## DATASET CONTENT
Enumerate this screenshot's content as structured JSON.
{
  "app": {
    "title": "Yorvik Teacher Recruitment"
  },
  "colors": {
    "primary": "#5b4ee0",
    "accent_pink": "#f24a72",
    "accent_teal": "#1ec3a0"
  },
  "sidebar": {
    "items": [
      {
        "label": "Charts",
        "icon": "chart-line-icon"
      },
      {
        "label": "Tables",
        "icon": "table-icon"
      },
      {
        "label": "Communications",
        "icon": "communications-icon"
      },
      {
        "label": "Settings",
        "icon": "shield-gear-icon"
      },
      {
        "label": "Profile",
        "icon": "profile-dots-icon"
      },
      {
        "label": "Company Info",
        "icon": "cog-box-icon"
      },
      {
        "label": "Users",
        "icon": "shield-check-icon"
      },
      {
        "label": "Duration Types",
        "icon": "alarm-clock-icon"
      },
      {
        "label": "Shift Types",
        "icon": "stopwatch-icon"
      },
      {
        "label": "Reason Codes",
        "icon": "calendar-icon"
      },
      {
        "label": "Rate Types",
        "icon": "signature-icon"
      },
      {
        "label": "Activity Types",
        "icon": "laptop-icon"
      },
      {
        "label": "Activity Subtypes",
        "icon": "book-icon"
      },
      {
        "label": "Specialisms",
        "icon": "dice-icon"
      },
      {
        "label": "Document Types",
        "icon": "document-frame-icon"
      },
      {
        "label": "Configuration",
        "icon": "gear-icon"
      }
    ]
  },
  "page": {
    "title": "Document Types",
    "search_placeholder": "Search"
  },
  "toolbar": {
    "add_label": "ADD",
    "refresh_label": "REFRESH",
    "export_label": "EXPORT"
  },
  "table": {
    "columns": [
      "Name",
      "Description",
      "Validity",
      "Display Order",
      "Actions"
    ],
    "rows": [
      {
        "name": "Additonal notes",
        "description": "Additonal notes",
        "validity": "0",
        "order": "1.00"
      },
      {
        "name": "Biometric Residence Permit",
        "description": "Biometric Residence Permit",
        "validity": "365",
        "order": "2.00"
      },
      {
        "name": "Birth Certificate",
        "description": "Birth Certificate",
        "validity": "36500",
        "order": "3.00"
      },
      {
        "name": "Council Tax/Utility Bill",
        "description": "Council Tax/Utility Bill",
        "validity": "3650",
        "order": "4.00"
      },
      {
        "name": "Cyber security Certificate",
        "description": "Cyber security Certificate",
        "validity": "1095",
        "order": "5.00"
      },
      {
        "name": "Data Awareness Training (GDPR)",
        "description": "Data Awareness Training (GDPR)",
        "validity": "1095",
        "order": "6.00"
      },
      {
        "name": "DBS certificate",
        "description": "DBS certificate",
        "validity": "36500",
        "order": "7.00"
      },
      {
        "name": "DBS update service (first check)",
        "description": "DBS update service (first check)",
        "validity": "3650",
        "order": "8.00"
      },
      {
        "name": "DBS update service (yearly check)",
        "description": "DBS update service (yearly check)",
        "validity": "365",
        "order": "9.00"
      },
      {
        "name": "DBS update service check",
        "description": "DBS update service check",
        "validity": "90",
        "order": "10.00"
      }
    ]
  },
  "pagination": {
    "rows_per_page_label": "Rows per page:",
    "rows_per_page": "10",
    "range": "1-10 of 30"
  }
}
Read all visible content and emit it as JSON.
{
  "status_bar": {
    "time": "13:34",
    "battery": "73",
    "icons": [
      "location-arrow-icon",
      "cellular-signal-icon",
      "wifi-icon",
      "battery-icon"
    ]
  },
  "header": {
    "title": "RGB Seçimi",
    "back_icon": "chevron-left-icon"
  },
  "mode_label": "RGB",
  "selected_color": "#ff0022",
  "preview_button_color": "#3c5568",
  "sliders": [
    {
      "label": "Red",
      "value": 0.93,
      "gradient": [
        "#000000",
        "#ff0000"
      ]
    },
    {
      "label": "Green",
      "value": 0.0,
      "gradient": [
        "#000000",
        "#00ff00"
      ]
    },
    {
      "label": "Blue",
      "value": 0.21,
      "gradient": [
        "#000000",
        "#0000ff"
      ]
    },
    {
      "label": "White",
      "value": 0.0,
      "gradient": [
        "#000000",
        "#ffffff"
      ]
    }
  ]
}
...
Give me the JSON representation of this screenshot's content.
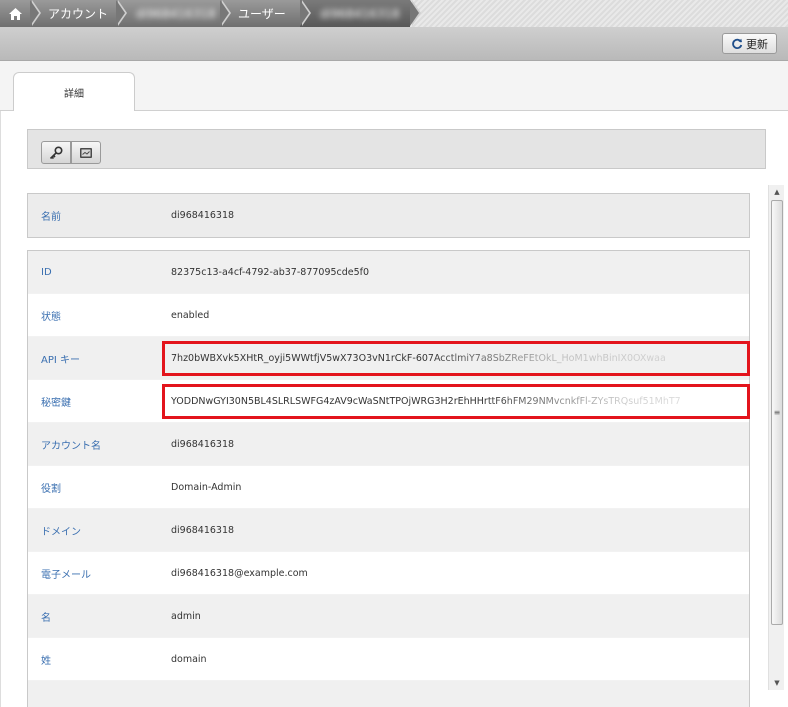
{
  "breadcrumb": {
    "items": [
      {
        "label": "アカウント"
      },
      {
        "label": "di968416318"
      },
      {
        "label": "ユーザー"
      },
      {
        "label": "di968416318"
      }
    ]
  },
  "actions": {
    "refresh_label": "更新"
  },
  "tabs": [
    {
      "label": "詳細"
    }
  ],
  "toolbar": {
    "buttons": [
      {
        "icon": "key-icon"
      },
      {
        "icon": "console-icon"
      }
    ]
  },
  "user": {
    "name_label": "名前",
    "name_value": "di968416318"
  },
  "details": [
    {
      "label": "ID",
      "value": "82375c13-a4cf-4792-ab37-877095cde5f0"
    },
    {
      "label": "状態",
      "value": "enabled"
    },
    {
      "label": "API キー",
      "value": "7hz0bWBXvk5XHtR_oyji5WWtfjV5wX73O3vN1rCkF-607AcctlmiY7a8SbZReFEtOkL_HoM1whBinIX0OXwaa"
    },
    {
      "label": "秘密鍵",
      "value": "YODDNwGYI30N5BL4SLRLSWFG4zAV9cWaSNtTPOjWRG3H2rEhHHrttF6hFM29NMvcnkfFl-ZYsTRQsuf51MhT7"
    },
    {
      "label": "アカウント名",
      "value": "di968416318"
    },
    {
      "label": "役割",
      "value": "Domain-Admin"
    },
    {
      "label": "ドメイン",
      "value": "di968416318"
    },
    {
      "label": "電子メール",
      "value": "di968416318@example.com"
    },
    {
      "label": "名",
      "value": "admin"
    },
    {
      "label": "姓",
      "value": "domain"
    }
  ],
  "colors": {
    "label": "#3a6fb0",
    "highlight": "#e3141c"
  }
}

## AIM
List all lines from the entries that include the word "check".

## THE REPLY
        "icon": "shield-check-icon"
        "name": "DBS update service (first check)",
        "description": "DBS update service (first check)",
        "name": "DBS update service (yearly check)",
        "description": "DBS update service (yearly check)",
        "name": "DBS update service check",
        "description": "DBS update service check",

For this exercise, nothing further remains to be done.